## [What to work on]
Check each line below for the word "достоверностью", and copy those that have it.

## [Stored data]
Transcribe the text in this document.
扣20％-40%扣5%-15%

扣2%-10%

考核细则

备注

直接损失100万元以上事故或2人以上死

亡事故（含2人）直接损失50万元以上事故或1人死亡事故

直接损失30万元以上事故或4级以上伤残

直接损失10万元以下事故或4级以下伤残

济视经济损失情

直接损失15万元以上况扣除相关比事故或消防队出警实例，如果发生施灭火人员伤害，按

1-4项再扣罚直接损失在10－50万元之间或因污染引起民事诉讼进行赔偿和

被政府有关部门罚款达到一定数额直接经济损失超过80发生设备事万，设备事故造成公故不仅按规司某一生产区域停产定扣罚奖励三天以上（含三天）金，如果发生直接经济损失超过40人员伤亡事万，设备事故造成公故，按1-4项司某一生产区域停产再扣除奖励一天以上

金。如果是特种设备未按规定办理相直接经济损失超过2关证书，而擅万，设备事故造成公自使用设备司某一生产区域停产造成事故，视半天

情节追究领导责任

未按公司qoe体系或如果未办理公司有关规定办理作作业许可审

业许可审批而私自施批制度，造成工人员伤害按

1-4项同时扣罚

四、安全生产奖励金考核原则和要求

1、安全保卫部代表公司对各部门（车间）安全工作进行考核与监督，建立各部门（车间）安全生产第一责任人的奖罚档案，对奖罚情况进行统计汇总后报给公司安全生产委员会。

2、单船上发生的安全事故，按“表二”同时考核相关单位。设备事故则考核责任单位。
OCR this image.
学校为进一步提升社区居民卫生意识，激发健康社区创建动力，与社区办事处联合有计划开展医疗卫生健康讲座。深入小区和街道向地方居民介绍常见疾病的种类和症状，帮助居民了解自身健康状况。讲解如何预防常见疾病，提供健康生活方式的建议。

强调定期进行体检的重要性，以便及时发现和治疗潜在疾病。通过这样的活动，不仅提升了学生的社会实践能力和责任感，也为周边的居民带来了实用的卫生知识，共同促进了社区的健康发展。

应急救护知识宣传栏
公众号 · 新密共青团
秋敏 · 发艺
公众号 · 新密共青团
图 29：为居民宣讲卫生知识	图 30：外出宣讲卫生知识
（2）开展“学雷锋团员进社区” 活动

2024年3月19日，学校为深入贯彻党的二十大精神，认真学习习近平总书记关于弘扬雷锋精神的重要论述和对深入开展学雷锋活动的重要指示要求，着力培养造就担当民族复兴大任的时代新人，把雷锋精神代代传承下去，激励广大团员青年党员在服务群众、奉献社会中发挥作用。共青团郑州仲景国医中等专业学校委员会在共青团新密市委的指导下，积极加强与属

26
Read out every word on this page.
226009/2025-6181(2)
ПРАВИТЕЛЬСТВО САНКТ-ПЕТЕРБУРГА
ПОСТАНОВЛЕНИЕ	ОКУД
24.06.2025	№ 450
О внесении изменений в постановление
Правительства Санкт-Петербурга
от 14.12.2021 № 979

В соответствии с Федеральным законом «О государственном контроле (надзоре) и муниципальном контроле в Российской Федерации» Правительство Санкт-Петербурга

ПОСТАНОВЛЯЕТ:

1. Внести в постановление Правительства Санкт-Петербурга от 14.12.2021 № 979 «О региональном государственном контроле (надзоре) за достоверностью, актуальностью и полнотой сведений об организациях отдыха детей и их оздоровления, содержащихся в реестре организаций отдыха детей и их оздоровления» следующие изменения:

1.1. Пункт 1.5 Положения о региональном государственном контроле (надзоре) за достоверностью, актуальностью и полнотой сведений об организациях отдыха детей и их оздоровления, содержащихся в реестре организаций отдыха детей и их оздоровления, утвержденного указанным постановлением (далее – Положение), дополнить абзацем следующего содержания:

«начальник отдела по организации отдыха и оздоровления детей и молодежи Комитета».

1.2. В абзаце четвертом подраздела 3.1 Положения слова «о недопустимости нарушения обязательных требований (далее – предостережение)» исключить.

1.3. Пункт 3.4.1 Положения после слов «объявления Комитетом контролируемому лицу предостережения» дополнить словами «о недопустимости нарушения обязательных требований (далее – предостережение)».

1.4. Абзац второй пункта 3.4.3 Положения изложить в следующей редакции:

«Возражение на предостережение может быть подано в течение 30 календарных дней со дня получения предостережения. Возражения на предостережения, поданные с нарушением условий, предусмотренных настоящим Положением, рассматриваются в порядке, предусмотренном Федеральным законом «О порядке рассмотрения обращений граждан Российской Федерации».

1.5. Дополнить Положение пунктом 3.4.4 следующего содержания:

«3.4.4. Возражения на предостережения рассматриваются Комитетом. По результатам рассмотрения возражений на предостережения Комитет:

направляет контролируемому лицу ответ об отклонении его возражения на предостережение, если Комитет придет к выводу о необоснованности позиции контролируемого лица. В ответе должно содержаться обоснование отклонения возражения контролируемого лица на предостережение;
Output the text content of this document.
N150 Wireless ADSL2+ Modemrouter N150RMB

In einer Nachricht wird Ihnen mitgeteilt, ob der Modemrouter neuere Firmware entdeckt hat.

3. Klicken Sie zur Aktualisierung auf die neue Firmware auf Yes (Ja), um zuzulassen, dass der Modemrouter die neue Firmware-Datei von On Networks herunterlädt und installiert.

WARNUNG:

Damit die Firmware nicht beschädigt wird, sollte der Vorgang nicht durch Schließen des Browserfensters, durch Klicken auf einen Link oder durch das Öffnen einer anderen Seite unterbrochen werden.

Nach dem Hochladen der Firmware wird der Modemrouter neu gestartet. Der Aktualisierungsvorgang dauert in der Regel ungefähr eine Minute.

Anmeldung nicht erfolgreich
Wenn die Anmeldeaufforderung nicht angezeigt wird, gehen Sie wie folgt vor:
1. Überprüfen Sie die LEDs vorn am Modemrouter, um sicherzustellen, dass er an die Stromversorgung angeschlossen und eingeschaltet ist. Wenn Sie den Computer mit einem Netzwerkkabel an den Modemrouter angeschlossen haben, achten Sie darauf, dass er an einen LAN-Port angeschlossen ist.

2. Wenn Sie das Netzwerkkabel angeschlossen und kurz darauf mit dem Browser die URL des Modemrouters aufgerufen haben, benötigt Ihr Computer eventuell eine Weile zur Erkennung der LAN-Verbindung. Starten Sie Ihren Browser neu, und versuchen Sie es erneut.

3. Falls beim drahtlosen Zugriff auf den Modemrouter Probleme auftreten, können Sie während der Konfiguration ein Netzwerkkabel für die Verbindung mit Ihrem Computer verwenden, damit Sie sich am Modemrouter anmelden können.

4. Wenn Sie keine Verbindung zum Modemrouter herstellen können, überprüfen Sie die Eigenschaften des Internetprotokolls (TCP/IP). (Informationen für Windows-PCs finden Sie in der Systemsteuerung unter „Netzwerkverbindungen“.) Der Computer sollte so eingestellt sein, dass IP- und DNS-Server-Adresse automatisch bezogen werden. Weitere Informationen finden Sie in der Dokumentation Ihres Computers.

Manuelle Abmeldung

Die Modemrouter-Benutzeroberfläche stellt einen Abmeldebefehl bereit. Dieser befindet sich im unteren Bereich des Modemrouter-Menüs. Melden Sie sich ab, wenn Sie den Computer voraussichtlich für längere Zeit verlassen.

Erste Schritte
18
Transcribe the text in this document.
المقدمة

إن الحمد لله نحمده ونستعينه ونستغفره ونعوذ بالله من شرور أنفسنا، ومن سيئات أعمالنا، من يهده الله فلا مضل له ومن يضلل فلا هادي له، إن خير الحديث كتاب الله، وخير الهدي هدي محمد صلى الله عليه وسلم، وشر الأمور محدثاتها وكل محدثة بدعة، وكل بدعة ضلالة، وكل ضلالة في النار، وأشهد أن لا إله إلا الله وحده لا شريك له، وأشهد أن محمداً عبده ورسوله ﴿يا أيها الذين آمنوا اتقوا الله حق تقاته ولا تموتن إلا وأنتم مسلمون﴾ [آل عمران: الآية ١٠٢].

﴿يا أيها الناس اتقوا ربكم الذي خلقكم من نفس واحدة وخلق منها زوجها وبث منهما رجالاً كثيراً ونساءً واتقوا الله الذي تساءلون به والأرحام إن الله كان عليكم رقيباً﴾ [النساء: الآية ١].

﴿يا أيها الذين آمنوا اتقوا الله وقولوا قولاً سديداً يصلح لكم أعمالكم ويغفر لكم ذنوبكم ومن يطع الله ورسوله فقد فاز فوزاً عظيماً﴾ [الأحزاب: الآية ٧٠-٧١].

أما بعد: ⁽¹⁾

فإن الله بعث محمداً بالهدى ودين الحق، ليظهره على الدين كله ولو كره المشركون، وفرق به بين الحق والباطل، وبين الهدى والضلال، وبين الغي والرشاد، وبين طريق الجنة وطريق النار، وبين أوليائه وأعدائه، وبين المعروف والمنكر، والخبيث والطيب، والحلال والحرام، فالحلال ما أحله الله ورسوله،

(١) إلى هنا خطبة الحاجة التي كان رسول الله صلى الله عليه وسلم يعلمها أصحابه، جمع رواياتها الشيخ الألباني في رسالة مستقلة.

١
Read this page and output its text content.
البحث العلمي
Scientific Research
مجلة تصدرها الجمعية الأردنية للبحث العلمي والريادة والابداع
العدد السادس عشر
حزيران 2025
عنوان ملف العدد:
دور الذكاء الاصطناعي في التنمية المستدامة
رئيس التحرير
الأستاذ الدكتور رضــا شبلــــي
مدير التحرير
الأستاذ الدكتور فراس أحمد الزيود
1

## [Solution for this problem]
1. Внести в постановление Правительства Санкт-Петербурга от 14.12.2021 № 979 «О региональном государственном контроле (надзоре) за достоверностью, актуальностью и полнотой сведений об организациях отдыха детей и их оздоровления, содержащихся в реестре организаций отдыха детей и их оздоровления» следующие изменения:
1.1. Пункт 1.5 Положения о региональном государственном контроле (надзоре) за достоверностью, актуальностью и полнотой сведений об организациях отдыха детей и их оздоровления, содержащихся в реестре организаций отдыха детей и их оздоровления, утвержденного указанным постановлением (далее – Положение), дополнить абзацем следующего содержания:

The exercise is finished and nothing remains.